**Goal**
Can you write out all the lines word for word, with no pictures?

★ ★ ★ ★ ★ ★ ★

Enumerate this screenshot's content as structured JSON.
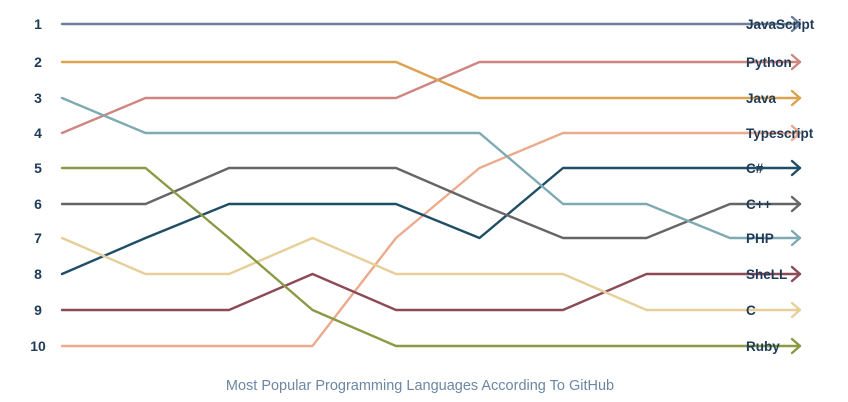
{
  "chart_data": {
    "type": "line",
    "title": "Most Popular Programming Languages According To GitHub",
    "y_ticks": [
      "1",
      "2",
      "3",
      "4",
      "5",
      "6",
      "7",
      "8",
      "9",
      "10"
    ],
    "x": [
      0,
      1,
      2,
      3,
      4,
      5,
      6,
      7,
      8
    ],
    "ylim": [
      1,
      10
    ],
    "y_inverted": true,
    "grid": false,
    "legend": "right-end labels",
    "series": [
      {
        "name": "JavaScript",
        "color": "#6f7f99",
        "values": [
          1,
          1,
          1,
          1,
          1,
          1,
          1,
          1,
          1
        ]
      },
      {
        "name": "Python",
        "color": "#cf8680",
        "values": [
          4,
          3,
          3,
          3,
          3,
          2,
          2,
          2,
          2
        ]
      },
      {
        "name": "Java",
        "color": "#dca24f",
        "values": [
          2,
          2,
          2,
          2,
          2,
          3,
          3,
          3,
          3
        ]
      },
      {
        "name": "Typescript",
        "color": "#ecab8c",
        "values": [
          10,
          10,
          10,
          10,
          7,
          5,
          4,
          4,
          4
        ]
      },
      {
        "name": "C#",
        "color": "#1f4e66",
        "values": [
          8,
          7,
          6,
          6,
          6,
          7,
          5,
          5,
          5
        ]
      },
      {
        "name": "C++",
        "color": "#666666",
        "values": [
          6,
          6,
          5,
          5,
          5,
          6,
          7,
          7,
          6
        ]
      },
      {
        "name": "PHP",
        "color": "#7eaab3",
        "values": [
          3,
          4,
          4,
          4,
          4,
          4,
          6,
          6,
          7
        ]
      },
      {
        "name": "SheLL",
        "color": "#8b4a56",
        "values": [
          9,
          9,
          9,
          8,
          9,
          9,
          9,
          8,
          8
        ]
      },
      {
        "name": "C",
        "color": "#e6cf98",
        "values": [
          7,
          8,
          8,
          7,
          8,
          8,
          8,
          9,
          9
        ]
      },
      {
        "name": "Ruby",
        "color": "#8a9a45",
        "values": [
          5,
          5,
          7,
          9,
          10,
          10,
          10,
          10,
          10
        ]
      }
    ]
  }
}
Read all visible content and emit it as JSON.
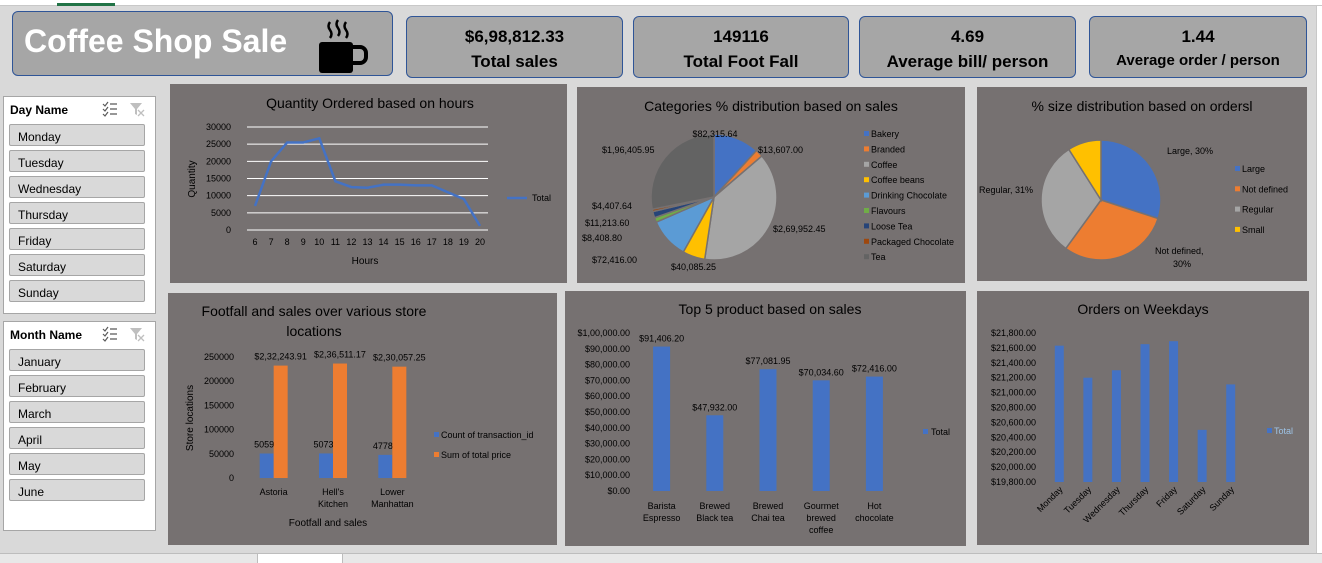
{
  "dashboard": {
    "title": "Coffee Shop Sale",
    "icon": "coffee-cup-icon"
  },
  "kpis": [
    {
      "value": "$6,98,812.33",
      "label": "Total sales"
    },
    {
      "value": "149116",
      "label": "Total Foot Fall"
    },
    {
      "value": "4.69",
      "label": "Average bill/ person"
    },
    {
      "value": "1.44",
      "label": "Average order / person"
    }
  ],
  "slicers": {
    "day": {
      "header": "Day Name",
      "items": [
        "Monday",
        "Tuesday",
        "Wednesday",
        "Thursday",
        "Friday",
        "Saturday",
        "Sunday"
      ]
    },
    "month": {
      "header": "Month Name",
      "items": [
        "January",
        "February",
        "March",
        "April",
        "May",
        "June"
      ]
    }
  },
  "colors": {
    "panel": "#767171",
    "blue": "#4472c4",
    "orange": "#ed7d31",
    "grey": "#a5a5a5",
    "yellow": "#ffc000",
    "lightblue": "#5b9bd5",
    "green": "#70ad47",
    "darkblue": "#264478",
    "brown": "#9e480e",
    "darkgrey": "#636363"
  },
  "chart_data": [
    {
      "id": "hours",
      "type": "line",
      "title": "Quantity Ordered based on hours",
      "xlabel": "Hours",
      "ylabel": "Quantity",
      "categories": [
        "6",
        "7",
        "8",
        "9",
        "10",
        "11",
        "12",
        "13",
        "14",
        "15",
        "16",
        "17",
        "18",
        "19",
        "20"
      ],
      "series": [
        {
          "name": "Total",
          "values": [
            7000,
            20000,
            25500,
            25500,
            26700,
            14200,
            12500,
            12300,
            13200,
            13200,
            13000,
            13000,
            11000,
            9000,
            1200
          ]
        }
      ],
      "ylim": [
        0,
        30000
      ],
      "yticks": [
        "0",
        "5000",
        "10000",
        "15000",
        "20000",
        "25000",
        "30000"
      ],
      "grid": true,
      "legend": "right"
    },
    {
      "id": "categories",
      "type": "pie",
      "title": "Categories % distribution based on sales",
      "categories": [
        "Bakery",
        "Branded",
        "Coffee",
        "Coffee beans",
        "Drinking Chocolate",
        "Flavours",
        "Loose Tea",
        "Packaged Chocolate",
        "Tea"
      ],
      "values": [
        82315.64,
        13607.0,
        269952.45,
        40085.25,
        72416.0,
        8408.8,
        11213.6,
        4407.64,
        196405.95
      ],
      "data_labels": [
        "$82,315.64",
        "$13,607.00",
        "$2,69,952.45",
        "$40,085.25",
        "$72,416.00",
        "$8,408.80",
        "$11,213.60",
        "$4,407.64",
        "$1,96,405.95"
      ],
      "legend": "right"
    },
    {
      "id": "sizes",
      "type": "pie",
      "title": "% size distribution based on ordersl",
      "categories": [
        "Large",
        "Not defined",
        "Regular",
        "Small"
      ],
      "values": [
        30,
        30,
        31,
        9
      ],
      "data_labels": [
        "Large, 30%",
        "Not defined, 30%",
        "Regular, 31%",
        ""
      ],
      "legend": "right"
    },
    {
      "id": "footfall",
      "type": "bar",
      "title": "Footfall and sales over various store locations",
      "xlabel": "Footfall and sales",
      "ylabel": "Store locations",
      "categories": [
        "Astoria",
        "Hell's Kitchen",
        "Lower Manhattan"
      ],
      "series": [
        {
          "name": "Count of transaction_id",
          "values": [
            50599,
            50735,
            47782
          ],
          "labels": [
            "50599",
            "50735",
            "47782"
          ]
        },
        {
          "name": "Sum of total price",
          "values": [
            232243.91,
            236511.17,
            230057.25
          ],
          "labels": [
            "$2,32,243.91",
            "$2,36,511.17",
            "$2,30,057.25"
          ]
        }
      ],
      "ylim": [
        0,
        250000
      ],
      "yticks": [
        "0",
        "50000",
        "100000",
        "150000",
        "200000",
        "250000"
      ],
      "legend": "right"
    },
    {
      "id": "top5",
      "type": "bar",
      "title": "Top 5 product based on sales",
      "categories": [
        "Barista Espresso",
        "Brewed Black tea",
        "Brewed Chai tea",
        "Gourmet brewed coffee",
        "Hot chocolate"
      ],
      "series": [
        {
          "name": "Total",
          "values": [
            91406.2,
            47932.0,
            77081.95,
            70034.6,
            72416.0
          ],
          "labels": [
            "$91,406.20",
            "$47,932.00",
            "$77,081.95",
            "$70,034.60",
            "$72,416.00"
          ]
        }
      ],
      "ylim": [
        0,
        100000
      ],
      "yticks": [
        "$0.00",
        "$10,000.00",
        "$20,000.00",
        "$30,000.00",
        "$40,000.00",
        "$50,000.00",
        "$60,000.00",
        "$70,000.00",
        "$80,000.00",
        "$90,000.00",
        "$1,00,000.00"
      ],
      "legend": "right"
    },
    {
      "id": "weekdays",
      "type": "bar",
      "title": "Orders on Weekdays",
      "categories": [
        "Monday",
        "Tuesday",
        "Wednesday",
        "Thursday",
        "Friday",
        "Saturday",
        "Sunday"
      ],
      "series": [
        {
          "name": "Total",
          "values": [
            21630,
            21200,
            21300,
            21650,
            21690,
            20500,
            21110
          ]
        }
      ],
      "ylim": [
        19800,
        21800
      ],
      "yticks": [
        "$19,800.00",
        "$20,000.00",
        "$20,200.00",
        "$20,400.00",
        "$20,600.00",
        "$20,800.00",
        "$21,000.00",
        "$21,200.00",
        "$21,400.00",
        "$21,600.00",
        "$21,800.00"
      ],
      "legend": "right"
    }
  ]
}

★ ★ ★ ★ ★ ★ ★

**Final answer**
Enumerate this screenshot's content as structured JSON.
{
  "chart_data": {
    "type": "line",
    "title": "Most Popular Programming Languages According To GitHub",
    "y_ticks": [
      "1",
      "2",
      "3",
      "4",
      "5",
      "6",
      "7",
      "8",
      "9",
      "10"
    ],
    "x": [
      0,
      1,
      2,
      3,
      4,
      5,
      6,
      7,
      8
    ],
    "ylim": [
      1,
      10
    ],
    "y_inverted": true,
    "grid": false,
    "legend": "right-end labels",
    "series": [
      {
        "name": "JavaScript",
        "color": "#6f7f99",
        "values": [
          1,
          1,
          1,
          1,
          1,
          1,
          1,
          1,
          1
        ]
      },
      {
        "name": "Python",
        "color": "#cf8680",
        "values": [
          4,
          3,
          3,
          3,
          3,
          2,
          2,
          2,
          2
        ]
      },
      {
        "name": "Java",
        "color": "#dca24f",
        "values": [
          2,
          2,
          2,
          2,
          2,
          3,
          3,
          3,
          3
        ]
      },
      {
        "name": "Typescript",
        "color": "#ecab8c",
        "values": [
          10,
          10,
          10,
          10,
          7,
          5,
          4,
          4,
          4
        ]
      },
      {
        "name": "C#",
        "color": "#1f4e66",
        "values": [
          8,
          7,
          6,
          6,
          6,
          7,
          5,
          5,
          5
        ]
      },
      {
        "name": "C++",
        "color": "#666666",
        "values": [
          6,
          6,
          5,
          5,
          5,
          6,
          7,
          7,
          6
        ]
      },
      {
        "name": "PHP",
        "color": "#7eaab3",
        "values": [
          3,
          4,
          4,
          4,
          4,
          4,
          6,
          6,
          7
        ]
      },
      {
        "name": "SheLL",
        "color": "#8b4a56",
        "values": [
          9,
          9,
          9,
          8,
          9,
          9,
          9,
          8,
          8
        ]
      },
      {
        "name": "C",
        "color": "#e6cf98",
        "values": [
          7,
          8,
          8,
          7,
          8,
          8,
          8,
          9,
          9
        ]
      },
      {
        "name": "Ruby",
        "color": "#8a9a45",
        "values": [
          5,
          5,
          7,
          9,
          10,
          10,
          10,
          10,
          10
        ]
      }
    ]
  }
}
Read all visible content and emit it as JSON.
{
  "dashboard": {
    "title": "Coffee Shop Sale",
    "icon": "coffee-cup-icon"
  },
  "kpis": [
    {
      "value": "$6,98,812.33",
      "label": "Total sales"
    },
    {
      "value": "149116",
      "label": "Total Foot Fall"
    },
    {
      "value": "4.69",
      "label": "Average bill/ person"
    },
    {
      "value": "1.44",
      "label": "Average order / person"
    }
  ],
  "slicers": {
    "day": {
      "header": "Day Name",
      "items": [
        "Monday",
        "Tuesday",
        "Wednesday",
        "Thursday",
        "Friday",
        "Saturday",
        "Sunday"
      ]
    },
    "month": {
      "header": "Month Name",
      "items": [
        "January",
        "February",
        "March",
        "April",
        "May",
        "June"
      ]
    }
  },
  "colors": {
    "panel": "#767171",
    "blue": "#4472c4",
    "orange": "#ed7d31",
    "grey": "#a5a5a5",
    "yellow": "#ffc000",
    "lightblue": "#5b9bd5",
    "green": "#70ad47",
    "darkblue": "#264478",
    "brown": "#9e480e",
    "darkgrey": "#636363"
  },
  "chart_data": [
    {
      "id": "hours",
      "type": "line",
      "title": "Quantity Ordered based on hours",
      "xlabel": "Hours",
      "ylabel": "Quantity",
      "categories": [
        "6",
        "7",
        "8",
        "9",
        "10",
        "11",
        "12",
        "13",
        "14",
        "15",
        "16",
        "17",
        "18",
        "19",
        "20"
      ],
      "series": [
        {
          "name": "Total",
          "values": [
            7000,
            20000,
            25500,
            25500,
            26700,
            14200,
            12500,
            12300,
            13200,
            13200,
            13000,
            13000,
            11000,
            9000,
            1200
          ]
        }
      ],
      "ylim": [
        0,
        30000
      ],
      "yticks": [
        "0",
        "5000",
        "10000",
        "15000",
        "20000",
        "25000",
        "30000"
      ],
      "grid": true,
      "legend": "right"
    },
    {
      "id": "categories",
      "type": "pie",
      "title": "Categories % distribution based on sales",
      "categories": [
        "Bakery",
        "Branded",
        "Coffee",
        "Coffee beans",
        "Drinking Chocolate",
        "Flavours",
        "Loose Tea",
        "Packaged Chocolate",
        "Tea"
      ],
      "values": [
        82315.64,
        13607.0,
        269952.45,
        40085.25,
        72416.0,
        8408.8,
        11213.6,
        4407.64,
        196405.95
      ],
      "data_labels": [
        "$82,315.64",
        "$13,607.00",
        "$2,69,952.45",
        "$40,085.25",
        "$72,416.00",
        "$8,408.80",
        "$11,213.60",
        "$4,407.64",
        "$1,96,405.95"
      ],
      "legend": "right"
    },
    {
      "id": "sizes",
      "type": "pie",
      "title": "% size distribution based on ordersl",
      "categories": [
        "Large",
        "Not defined",
        "Regular",
        "Small"
      ],
      "values": [
        30,
        30,
        31,
        9
      ],
      "data_labels": [
        "Large, 30%",
        "Not defined, 30%",
        "Regular, 31%",
        ""
      ],
      "legend": "right"
    },
    {
      "id": "footfall",
      "type": "bar",
      "title": "Footfall and sales over various store locations",
      "xlabel": "Footfall and sales",
      "ylabel": "Store locations",
      "categories": [
        "Astoria",
        "Hell's Kitchen",
        "Lower Manhattan"
      ],
      "series": [
        {
          "name": "Count of transaction_id",
          "values": [
            50599,
            50735,
            47782
          ],
          "labels": [
            "50599",
            "50735",
            "47782"
          ]
        },
        {
          "name": "Sum of total price",
          "values": [
            232243.91,
            236511.17,
            230057.25
          ],
          "labels": [
            "$2,32,243.91",
            "$2,36,511.17",
            "$2,30,057.25"
          ]
        }
      ],
      "ylim": [
        0,
        250000
      ],
      "yticks": [
        "0",
        "50000",
        "100000",
        "150000",
        "200000",
        "250000"
      ],
      "legend": "right"
    },
    {
      "id": "top5",
      "type": "bar",
      "title": "Top 5 product based on sales",
      "categories": [
        "Barista Espresso",
        "Brewed Black tea",
        "Brewed Chai tea",
        "Gourmet brewed coffee",
        "Hot chocolate"
      ],
      "series": [
        {
          "name": "Total",
          "values": [
            91406.2,
            47932.0,
            77081.95,
            70034.6,
            72416.0
          ],
          "labels": [
            "$91,406.20",
            "$47,932.00",
            "$77,081.95",
            "$70,034.60",
            "$72,416.00"
          ]
        }
      ],
      "ylim": [
        0,
        100000
      ],
      "yticks": [
        "$0.00",
        "$10,000.00",
        "$20,000.00",
        "$30,000.00",
        "$40,000.00",
        "$50,000.00",
        "$60,000.00",
        "$70,000.00",
        "$80,000.00",
        "$90,000.00",
        "$1,00,000.00"
      ],
      "legend": "right"
    },
    {
      "id": "weekdays",
      "type": "bar",
      "title": "Orders on Weekdays",
      "categories": [
        "Monday",
        "Tuesday",
        "Wednesday",
        "Thursday",
        "Friday",
        "Saturday",
        "Sunday"
      ],
      "series": [
        {
          "name": "Total",
          "values": [
            21630,
            21200,
            21300,
            21650,
            21690,
            20500,
            21110
          ]
        }
      ],
      "ylim": [
        19800,
        21800
      ],
      "yticks": [
        "$19,800.00",
        "$20,000.00",
        "$20,200.00",
        "$20,400.00",
        "$20,600.00",
        "$20,800.00",
        "$21,000.00",
        "$21,200.00",
        "$21,400.00",
        "$21,600.00",
        "$21,800.00"
      ],
      "legend": "right"
    }
  ]
}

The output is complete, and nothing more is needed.